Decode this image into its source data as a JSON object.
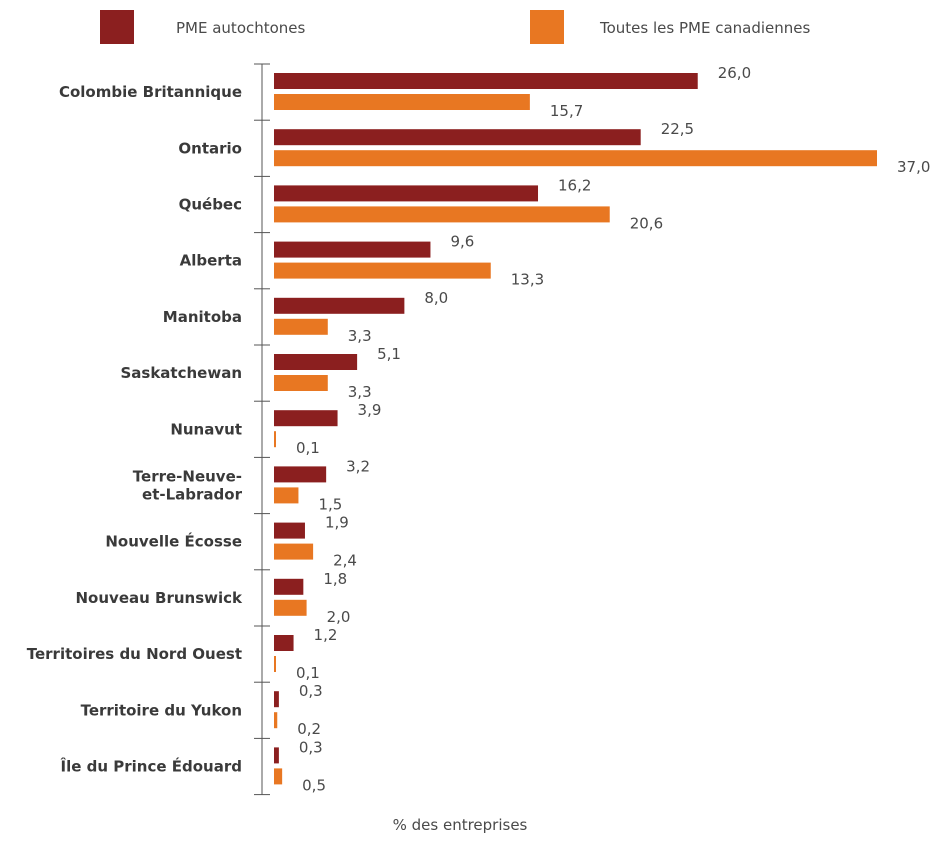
{
  "chart_data": {
    "type": "bar",
    "orientation": "horizontal",
    "categories": [
      "Colombie Britannique",
      "Ontario",
      "Québec",
      "Alberta",
      "Manitoba",
      "Saskatchewan",
      "Nunavut",
      "Terre-Neuve-\net-Labrador",
      "Nouvelle Écosse",
      "Nouveau Brunswick",
      "Territoires du Nord Ouest",
      "Territoire du Yukon",
      "Île du Prince Édouard"
    ],
    "series": [
      {
        "name": "PME autochtones",
        "color": "#8b1f1f",
        "values": [
          26.0,
          22.5,
          16.2,
          9.6,
          8.0,
          5.1,
          3.9,
          3.2,
          1.9,
          1.8,
          1.2,
          0.3,
          0.3
        ],
        "value_labels": [
          "26,0",
          "22,5",
          "16,2",
          "9,6",
          "8,0",
          "5,1",
          "3,9",
          "3,2",
          "1,9",
          "1,8",
          "1,2",
          "0,3",
          "0,3"
        ]
      },
      {
        "name": "Toutes les PME canadiennes",
        "color": "#e87722",
        "values": [
          15.7,
          37.0,
          20.6,
          13.3,
          3.3,
          3.3,
          0.1,
          1.5,
          2.4,
          2.0,
          0.1,
          0.2,
          0.5
        ],
        "value_labels": [
          "15,7",
          "37,0",
          "20,6",
          "13,3",
          "3,3",
          "3,3",
          "0,1",
          "1,5",
          "2,4",
          "2,0",
          "0,1",
          "0,2",
          "0,5"
        ]
      }
    ],
    "xlabel": "% des entreprises",
    "ylabel": "",
    "xlim": [
      0,
      37
    ],
    "grid": false,
    "legend_position": "top"
  }
}
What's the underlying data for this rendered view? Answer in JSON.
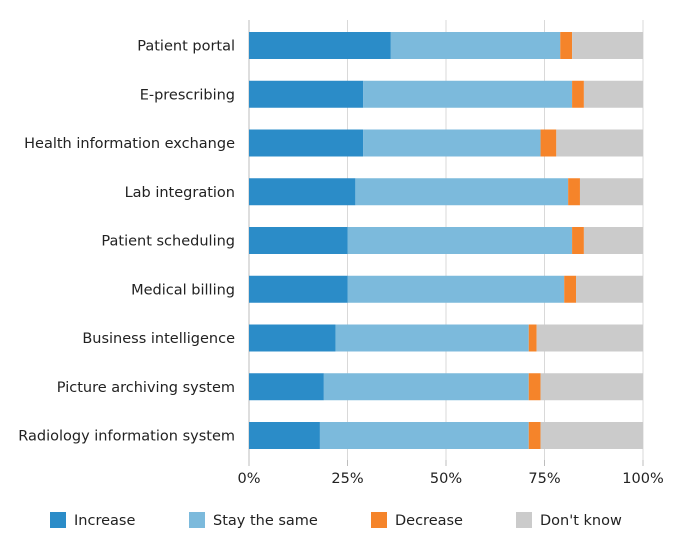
{
  "chart_data": {
    "type": "bar",
    "orientation": "horizontal",
    "stacked": true,
    "categories": [
      "Patient portal",
      "E-prescribing",
      "Health information exchange",
      "Lab integration",
      "Patient scheduling",
      "Medical billing",
      "Business intelligence",
      "Picture archiving system",
      "Radiology information system"
    ],
    "series": [
      {
        "name": "Increase",
        "color": "#2b8cc8",
        "values": [
          36,
          29,
          29,
          27,
          25,
          25,
          22,
          19,
          18
        ]
      },
      {
        "name": "Stay the same",
        "color": "#7cbadc",
        "values": [
          43,
          53,
          45,
          54,
          57,
          55,
          49,
          52,
          53
        ]
      },
      {
        "name": "Decrease",
        "color": "#f5842a",
        "values": [
          3,
          3,
          4,
          3,
          3,
          3,
          2,
          3,
          3
        ]
      },
      {
        "name": "Don't know",
        "color": "#cbcbcb",
        "values": [
          18,
          15,
          22,
          16,
          15,
          17,
          27,
          26,
          26
        ]
      }
    ],
    "xlim": [
      0,
      100
    ],
    "xticks": [
      "0%",
      "25%",
      "50%",
      "75%",
      "100%"
    ],
    "grid": true,
    "legend_position": "bottom",
    "title": "",
    "xlabel": "",
    "ylabel": ""
  }
}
# # # # # # #
# Aim
Word for word, restate the lines from the one containing "What's the underlying" through the end of the listing, and nothing more. Skip the pictures.

# Exercise output
What's the underlying data for this rendered view? Answer in JSON.
{
  "chart_data": {
    "type": "bar",
    "orientation": "horizontal",
    "stacked": true,
    "categories": [
      "Patient portal",
      "E-prescribing",
      "Health information exchange",
      "Lab integration",
      "Patient scheduling",
      "Medical billing",
      "Business intelligence",
      "Picture archiving system",
      "Radiology information system"
    ],
    "series": [
      {
        "name": "Increase",
        "color": "#2b8cc8",
        "values": [
          36,
          29,
          29,
          27,
          25,
          25,
          22,
          19,
          18
        ]
      },
      {
        "name": "Stay the same",
        "color": "#7cbadc",
        "values": [
          43,
          53,
          45,
          54,
          57,
          55,
          49,
          52,
          53
        ]
      },
      {
        "name": "Decrease",
        "color": "#f5842a",
        "values": [
          3,
          3,
          4,
          3,
          3,
          3,
          2,
          3,
          3
        ]
      },
      {
        "name": "Don't know",
        "color": "#cbcbcb",
        "values": [
          18,
          15,
          22,
          16,
          15,
          17,
          27,
          26,
          26
        ]
      }
    ],
    "xlim": [
      0,
      100
    ],
    "xticks": [
      "0%",
      "25%",
      "50%",
      "75%",
      "100%"
    ],
    "grid": true,
    "legend_position": "bottom",
    "title": "",
    "xlabel": "",
    "ylabel": ""
  }
}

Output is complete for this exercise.